▶ **What needs to be done**:
Write the listing below out again exactly, dropping the images.
START Given data
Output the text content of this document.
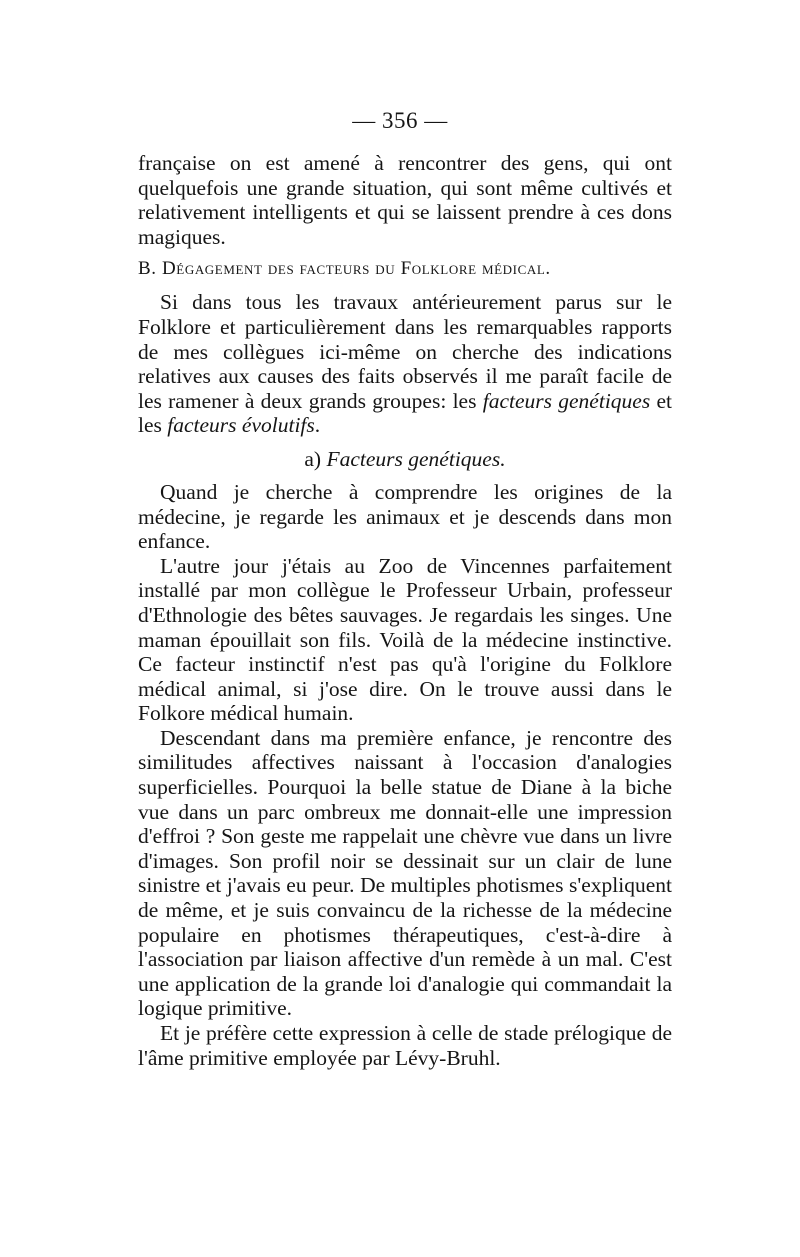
— 356 —

française on est amené à rencontrer des gens, qui ont quelquefois une grande situation, qui sont même cultivés et relativement intelligents et qui se laissent prendre à ces dons magiques.

B. Dégagement des facteurs du Folklore médical.

Si dans tous les travaux antérieurement parus sur le Folklore et particulièrement dans les remarquables rapports de mes collègues ici-même on cherche des indications relatives aux causes des faits observés il me paraît facile de les ramener à deux grands groupes: les facteurs genétiques et les facteurs évolutifs.

a) Facteurs genétiques.

Quand je cherche à comprendre les origines de la médecine, je regarde les animaux et je descends dans mon enfance.

L'autre jour j'étais au Zoo de Vincennes parfaitement installé par mon collègue le Professeur Urbain, professeur d'Ethnologie des bêtes sauvages. Je regardais les singes. Une maman épouillait son fils. Voilà de la médecine instinctive. Ce facteur instinctif n'est pas qu'à l'origine du Folklore médical animal, si j'ose dire. On le trouve aussi dans le Folkore médical humain.

Descendant dans ma première enfance, je rencontre des similitudes affectives naissant à l'occasion d'analogies superficielles. Pourquoi la belle statue de Diane à la biche vue dans un parc ombreux me donnait-elle une impression d'effroi ? Son geste me rappelait une chèvre vue dans un livre d'images. Son profil noir se dessinait sur un clair de lune sinistre et j'avais eu peur. De multiples photismes s'expliquent de même, et je suis convaincu de la richesse de la médecine populaire en photismes thérapeutiques, c'est-à-dire à l'association par liaison affective d'un remède à un mal. C'est une application de la grande loi d'analogie qui commandait la logique primitive.

Et je préfère cette expression à celle de stade prélogique de l'âme primitive employée par Lévy-Bruhl.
END Given data
▶ **Task result**:
Output the text content of this document.
— 356 —

française on est amené à rencontrer des gens, qui ont quelquefois une grande situation, qui sont même cultivés et relativement intelligents et qui se laissent prendre à ces dons magiques.

B. Dégagement des facteurs du Folklore médical.

Si dans tous les travaux antérieurement parus sur le Folklore et particulièrement dans les remarquables rapports de mes collègues ici-même on cherche des indications relatives aux causes des faits observés il me paraît facile de les ramener à deux grands groupes: les facteurs genétiques et les facteurs évolutifs.

a) Facteurs genétiques.

Quand je cherche à comprendre les origines de la médecine, je regarde les animaux et je descends dans mon enfance.

L'autre jour j'étais au Zoo de Vincennes parfaitement installé par mon collègue le Professeur Urbain, professeur d'Ethnologie des bêtes sauvages. Je regardais les singes. Une maman épouillait son fils. Voilà de la médecine instinctive. Ce facteur instinctif n'est pas qu'à l'origine du Folklore médical animal, si j'ose dire. On le trouve aussi dans le Folkore médical humain.

Descendant dans ma première enfance, je rencontre des similitudes affectives naissant à l'occasion d'analogies superficielles. Pourquoi la belle statue de Diane à la biche vue dans un parc ombreux me donnait-elle une impression d'effroi ? Son geste me rappelait une chèvre vue dans un livre d'images. Son profil noir se dessinait sur un clair de lune sinistre et j'avais eu peur. De multiples photismes s'expliquent de même, et je suis convaincu de la richesse de la médecine populaire en photismes thérapeutiques, c'est-à-dire à l'association par liaison affective d'un remède à un mal. C'est une application de la grande loi d'analogie qui commandait la logique primitive.

Et je préfère cette expression à celle de stade prélogique de l'âme primitive employée par Lévy-Bruhl.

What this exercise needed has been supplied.